* EXERCISE DIRECTIONS: Locate the lines where "Defense" occurs and copy them as they stand.

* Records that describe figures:

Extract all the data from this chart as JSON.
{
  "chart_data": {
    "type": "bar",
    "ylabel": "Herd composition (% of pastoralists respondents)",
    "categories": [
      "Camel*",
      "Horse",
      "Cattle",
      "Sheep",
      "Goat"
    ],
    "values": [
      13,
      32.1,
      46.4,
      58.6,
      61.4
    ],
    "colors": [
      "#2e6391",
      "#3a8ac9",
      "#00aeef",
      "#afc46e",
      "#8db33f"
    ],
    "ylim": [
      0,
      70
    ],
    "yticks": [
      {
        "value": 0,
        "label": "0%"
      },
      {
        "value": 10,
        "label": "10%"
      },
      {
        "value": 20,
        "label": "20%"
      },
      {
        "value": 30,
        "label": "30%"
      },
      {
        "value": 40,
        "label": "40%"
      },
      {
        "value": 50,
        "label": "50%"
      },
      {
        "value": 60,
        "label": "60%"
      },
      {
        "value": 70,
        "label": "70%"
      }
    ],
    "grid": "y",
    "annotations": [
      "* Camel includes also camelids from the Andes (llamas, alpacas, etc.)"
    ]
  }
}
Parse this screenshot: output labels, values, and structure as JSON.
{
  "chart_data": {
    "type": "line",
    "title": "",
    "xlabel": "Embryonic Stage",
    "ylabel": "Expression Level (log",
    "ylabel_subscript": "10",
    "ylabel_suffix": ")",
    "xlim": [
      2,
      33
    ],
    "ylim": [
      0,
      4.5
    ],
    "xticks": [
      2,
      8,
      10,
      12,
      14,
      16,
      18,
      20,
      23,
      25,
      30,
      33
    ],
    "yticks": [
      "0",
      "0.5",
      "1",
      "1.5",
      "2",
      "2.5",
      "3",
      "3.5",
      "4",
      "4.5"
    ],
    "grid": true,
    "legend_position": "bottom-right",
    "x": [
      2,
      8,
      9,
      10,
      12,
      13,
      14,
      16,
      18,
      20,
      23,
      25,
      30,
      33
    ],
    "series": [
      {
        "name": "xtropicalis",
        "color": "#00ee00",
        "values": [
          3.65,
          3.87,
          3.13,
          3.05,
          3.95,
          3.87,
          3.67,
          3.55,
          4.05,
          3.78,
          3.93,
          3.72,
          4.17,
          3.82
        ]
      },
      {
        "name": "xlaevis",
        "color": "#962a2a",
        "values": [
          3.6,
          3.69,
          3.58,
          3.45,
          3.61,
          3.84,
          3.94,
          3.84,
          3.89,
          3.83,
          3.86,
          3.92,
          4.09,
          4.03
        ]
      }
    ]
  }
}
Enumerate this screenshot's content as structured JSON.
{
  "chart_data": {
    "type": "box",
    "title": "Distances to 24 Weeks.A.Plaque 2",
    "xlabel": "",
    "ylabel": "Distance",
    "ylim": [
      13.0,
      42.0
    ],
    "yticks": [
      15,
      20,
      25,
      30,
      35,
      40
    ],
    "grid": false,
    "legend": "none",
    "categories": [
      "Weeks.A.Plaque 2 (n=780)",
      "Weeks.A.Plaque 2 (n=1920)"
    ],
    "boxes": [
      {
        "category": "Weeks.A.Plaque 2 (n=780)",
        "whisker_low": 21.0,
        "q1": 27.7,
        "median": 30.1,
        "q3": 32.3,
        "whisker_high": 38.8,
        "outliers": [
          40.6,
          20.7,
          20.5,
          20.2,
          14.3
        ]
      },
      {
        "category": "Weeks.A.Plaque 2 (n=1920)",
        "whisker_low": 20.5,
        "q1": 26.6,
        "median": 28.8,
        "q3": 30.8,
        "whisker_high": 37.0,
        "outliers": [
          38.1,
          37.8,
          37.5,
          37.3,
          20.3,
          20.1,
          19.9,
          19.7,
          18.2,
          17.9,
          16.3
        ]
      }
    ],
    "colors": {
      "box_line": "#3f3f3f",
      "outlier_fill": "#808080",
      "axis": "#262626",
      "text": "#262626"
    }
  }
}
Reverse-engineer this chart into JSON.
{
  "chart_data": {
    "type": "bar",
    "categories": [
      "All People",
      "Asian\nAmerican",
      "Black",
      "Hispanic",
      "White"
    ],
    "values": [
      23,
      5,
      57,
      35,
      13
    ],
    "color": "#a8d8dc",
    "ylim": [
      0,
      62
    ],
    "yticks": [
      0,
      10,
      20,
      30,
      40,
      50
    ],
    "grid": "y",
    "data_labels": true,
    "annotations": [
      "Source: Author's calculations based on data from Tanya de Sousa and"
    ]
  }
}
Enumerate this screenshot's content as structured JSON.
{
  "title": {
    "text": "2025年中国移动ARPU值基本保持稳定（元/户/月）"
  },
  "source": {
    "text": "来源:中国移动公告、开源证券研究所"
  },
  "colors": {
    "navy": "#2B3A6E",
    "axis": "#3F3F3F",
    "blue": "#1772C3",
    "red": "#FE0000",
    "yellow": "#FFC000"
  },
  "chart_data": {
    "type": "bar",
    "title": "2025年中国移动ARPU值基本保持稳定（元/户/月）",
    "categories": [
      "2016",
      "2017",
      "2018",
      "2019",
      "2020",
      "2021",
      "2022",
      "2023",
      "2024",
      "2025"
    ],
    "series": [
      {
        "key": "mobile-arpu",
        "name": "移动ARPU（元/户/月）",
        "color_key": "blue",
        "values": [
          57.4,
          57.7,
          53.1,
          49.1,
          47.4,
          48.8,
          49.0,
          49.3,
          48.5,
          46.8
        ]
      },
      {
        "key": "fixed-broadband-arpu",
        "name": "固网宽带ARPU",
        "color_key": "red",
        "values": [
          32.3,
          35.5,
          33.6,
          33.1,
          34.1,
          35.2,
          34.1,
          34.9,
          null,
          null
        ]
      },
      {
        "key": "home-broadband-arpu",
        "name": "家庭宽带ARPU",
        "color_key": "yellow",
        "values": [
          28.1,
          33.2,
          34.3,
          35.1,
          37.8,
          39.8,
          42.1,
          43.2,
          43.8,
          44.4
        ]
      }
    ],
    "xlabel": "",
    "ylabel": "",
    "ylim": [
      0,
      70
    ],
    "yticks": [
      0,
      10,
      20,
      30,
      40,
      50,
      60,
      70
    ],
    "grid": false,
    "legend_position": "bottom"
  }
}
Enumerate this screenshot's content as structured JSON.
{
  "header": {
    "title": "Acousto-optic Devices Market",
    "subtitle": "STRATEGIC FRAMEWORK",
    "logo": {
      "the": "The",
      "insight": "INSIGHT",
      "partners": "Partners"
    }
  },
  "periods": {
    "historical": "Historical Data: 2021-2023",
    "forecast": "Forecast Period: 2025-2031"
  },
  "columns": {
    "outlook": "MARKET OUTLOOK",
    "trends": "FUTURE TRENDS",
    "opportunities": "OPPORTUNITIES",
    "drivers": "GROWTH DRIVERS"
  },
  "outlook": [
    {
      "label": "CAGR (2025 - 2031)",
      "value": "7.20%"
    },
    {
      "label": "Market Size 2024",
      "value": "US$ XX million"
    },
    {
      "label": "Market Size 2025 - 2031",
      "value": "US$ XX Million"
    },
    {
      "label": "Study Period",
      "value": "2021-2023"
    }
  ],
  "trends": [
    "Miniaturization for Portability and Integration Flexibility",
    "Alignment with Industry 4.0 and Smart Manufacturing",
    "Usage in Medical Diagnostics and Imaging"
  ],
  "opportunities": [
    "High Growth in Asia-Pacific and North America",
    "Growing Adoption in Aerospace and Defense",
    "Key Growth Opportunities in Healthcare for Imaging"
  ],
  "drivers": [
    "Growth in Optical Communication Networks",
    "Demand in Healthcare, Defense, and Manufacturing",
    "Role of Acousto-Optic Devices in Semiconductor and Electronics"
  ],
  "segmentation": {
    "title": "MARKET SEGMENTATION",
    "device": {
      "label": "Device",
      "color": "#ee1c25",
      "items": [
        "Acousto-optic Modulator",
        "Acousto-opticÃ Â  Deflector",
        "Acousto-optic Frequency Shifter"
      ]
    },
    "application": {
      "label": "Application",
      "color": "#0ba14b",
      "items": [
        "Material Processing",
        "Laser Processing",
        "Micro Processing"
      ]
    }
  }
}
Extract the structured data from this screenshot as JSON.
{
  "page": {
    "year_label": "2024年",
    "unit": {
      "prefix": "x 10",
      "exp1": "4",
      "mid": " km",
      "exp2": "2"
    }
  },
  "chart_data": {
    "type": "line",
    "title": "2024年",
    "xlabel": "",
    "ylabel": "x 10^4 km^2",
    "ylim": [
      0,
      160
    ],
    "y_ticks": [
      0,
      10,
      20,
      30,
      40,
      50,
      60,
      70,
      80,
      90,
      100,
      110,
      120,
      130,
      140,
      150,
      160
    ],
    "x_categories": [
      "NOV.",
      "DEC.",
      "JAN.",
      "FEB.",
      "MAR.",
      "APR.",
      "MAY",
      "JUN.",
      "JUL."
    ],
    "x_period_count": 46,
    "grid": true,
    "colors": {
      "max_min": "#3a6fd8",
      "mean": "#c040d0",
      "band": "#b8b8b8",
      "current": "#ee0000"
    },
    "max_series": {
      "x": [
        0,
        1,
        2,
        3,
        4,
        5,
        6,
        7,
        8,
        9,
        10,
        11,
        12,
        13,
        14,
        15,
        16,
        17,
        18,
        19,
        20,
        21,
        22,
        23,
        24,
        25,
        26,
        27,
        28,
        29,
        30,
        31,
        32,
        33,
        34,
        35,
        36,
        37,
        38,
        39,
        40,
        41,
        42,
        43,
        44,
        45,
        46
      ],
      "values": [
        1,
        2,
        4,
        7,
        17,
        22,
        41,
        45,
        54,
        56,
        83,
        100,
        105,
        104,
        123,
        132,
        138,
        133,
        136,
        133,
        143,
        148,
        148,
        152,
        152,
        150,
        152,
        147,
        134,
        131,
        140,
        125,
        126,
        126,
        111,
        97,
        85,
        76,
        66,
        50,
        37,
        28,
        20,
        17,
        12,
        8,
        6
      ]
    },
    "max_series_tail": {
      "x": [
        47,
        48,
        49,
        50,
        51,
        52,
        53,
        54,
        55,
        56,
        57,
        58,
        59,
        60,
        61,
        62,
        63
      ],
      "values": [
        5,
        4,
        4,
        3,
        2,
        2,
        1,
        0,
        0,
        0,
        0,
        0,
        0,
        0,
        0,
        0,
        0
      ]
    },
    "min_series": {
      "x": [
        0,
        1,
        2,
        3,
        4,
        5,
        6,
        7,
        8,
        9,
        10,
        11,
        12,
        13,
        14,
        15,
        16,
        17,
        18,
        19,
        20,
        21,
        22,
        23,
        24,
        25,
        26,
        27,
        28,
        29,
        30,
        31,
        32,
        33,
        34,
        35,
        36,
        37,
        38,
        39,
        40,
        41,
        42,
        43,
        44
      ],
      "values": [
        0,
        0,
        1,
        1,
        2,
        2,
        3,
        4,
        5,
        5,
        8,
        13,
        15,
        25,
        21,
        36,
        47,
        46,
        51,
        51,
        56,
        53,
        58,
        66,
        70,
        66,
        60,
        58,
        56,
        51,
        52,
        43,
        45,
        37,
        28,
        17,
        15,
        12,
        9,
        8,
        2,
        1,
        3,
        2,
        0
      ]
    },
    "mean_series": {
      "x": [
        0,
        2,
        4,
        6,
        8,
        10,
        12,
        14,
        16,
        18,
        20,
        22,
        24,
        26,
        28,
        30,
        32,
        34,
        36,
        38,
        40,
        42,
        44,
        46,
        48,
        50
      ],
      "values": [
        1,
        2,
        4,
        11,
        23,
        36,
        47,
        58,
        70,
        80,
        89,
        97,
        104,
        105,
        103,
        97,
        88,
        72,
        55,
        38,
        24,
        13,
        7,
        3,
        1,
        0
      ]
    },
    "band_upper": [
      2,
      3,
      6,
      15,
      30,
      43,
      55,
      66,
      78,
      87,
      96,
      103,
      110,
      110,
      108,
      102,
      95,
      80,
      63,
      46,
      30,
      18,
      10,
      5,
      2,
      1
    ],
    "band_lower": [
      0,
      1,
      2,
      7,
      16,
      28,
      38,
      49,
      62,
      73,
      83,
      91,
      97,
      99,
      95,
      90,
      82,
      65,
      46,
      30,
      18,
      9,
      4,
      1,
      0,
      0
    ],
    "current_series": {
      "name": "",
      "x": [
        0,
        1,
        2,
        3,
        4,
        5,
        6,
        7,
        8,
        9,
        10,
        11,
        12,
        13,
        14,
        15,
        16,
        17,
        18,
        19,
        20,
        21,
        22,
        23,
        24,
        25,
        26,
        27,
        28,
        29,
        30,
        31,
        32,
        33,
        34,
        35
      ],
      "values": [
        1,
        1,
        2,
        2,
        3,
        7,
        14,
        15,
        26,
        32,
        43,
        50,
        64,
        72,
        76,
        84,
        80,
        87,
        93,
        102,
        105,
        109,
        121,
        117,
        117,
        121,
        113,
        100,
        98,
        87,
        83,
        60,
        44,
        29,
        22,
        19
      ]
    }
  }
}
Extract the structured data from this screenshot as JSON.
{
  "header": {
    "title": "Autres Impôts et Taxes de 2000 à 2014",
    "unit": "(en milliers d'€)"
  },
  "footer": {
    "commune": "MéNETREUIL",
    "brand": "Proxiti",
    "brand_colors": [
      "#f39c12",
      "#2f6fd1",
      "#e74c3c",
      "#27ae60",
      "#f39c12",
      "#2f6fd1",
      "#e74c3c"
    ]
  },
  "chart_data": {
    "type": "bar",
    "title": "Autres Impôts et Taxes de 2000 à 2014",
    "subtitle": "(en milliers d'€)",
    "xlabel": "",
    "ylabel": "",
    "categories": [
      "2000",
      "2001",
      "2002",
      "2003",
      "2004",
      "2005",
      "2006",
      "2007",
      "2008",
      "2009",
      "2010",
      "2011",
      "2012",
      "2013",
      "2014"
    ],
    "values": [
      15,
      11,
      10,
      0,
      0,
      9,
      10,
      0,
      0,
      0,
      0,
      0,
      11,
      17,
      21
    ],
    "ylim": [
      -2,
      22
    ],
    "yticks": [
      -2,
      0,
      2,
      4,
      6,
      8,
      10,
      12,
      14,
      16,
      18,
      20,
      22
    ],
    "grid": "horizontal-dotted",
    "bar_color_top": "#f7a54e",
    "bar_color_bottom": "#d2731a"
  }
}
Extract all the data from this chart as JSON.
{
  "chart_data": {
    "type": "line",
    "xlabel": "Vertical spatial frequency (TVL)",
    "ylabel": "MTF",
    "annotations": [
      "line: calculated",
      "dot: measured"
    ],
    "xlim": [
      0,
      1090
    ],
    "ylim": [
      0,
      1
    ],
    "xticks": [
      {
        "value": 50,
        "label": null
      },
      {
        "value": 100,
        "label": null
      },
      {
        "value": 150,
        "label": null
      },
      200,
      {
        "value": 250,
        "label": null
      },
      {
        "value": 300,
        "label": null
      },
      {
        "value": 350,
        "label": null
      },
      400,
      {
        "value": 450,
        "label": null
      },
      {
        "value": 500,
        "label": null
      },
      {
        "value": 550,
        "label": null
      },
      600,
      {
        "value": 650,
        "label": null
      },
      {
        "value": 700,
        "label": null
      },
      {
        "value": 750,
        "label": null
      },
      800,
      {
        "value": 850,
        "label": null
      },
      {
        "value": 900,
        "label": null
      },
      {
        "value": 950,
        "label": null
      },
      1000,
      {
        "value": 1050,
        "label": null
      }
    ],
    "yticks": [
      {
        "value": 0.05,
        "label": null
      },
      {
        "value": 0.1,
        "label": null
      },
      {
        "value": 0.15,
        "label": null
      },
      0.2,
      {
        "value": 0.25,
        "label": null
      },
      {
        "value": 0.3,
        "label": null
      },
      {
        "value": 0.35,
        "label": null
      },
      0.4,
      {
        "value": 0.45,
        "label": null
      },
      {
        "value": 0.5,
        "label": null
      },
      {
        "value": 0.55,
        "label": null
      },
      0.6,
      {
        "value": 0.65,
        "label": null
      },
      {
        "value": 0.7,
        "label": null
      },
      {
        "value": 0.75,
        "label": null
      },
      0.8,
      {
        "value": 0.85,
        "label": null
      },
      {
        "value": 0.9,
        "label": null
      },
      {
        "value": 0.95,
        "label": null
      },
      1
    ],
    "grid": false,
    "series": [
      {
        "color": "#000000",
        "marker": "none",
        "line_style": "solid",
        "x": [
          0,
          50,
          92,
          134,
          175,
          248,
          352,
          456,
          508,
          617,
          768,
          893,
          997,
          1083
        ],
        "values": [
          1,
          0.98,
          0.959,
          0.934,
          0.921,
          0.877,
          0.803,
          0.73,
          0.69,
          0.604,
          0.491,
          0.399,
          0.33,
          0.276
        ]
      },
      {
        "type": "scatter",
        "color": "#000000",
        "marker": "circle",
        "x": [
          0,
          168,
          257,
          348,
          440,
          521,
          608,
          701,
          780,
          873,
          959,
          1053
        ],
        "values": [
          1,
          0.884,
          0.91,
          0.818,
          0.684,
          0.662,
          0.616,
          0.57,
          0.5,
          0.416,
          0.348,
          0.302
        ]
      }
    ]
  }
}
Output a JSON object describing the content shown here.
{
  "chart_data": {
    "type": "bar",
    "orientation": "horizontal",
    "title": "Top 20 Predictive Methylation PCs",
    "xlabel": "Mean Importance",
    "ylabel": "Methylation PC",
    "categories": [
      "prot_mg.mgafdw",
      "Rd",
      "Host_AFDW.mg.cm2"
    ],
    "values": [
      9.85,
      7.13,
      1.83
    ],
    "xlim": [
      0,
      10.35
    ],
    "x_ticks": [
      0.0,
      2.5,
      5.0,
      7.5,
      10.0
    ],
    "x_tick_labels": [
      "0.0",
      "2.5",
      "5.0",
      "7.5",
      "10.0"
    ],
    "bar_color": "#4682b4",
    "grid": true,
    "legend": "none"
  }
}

* TASK ANSWER:
    "Growing Adoption in Aerospace and Defense",
    "Demand in Healthcare, Defense, and Manufacturing",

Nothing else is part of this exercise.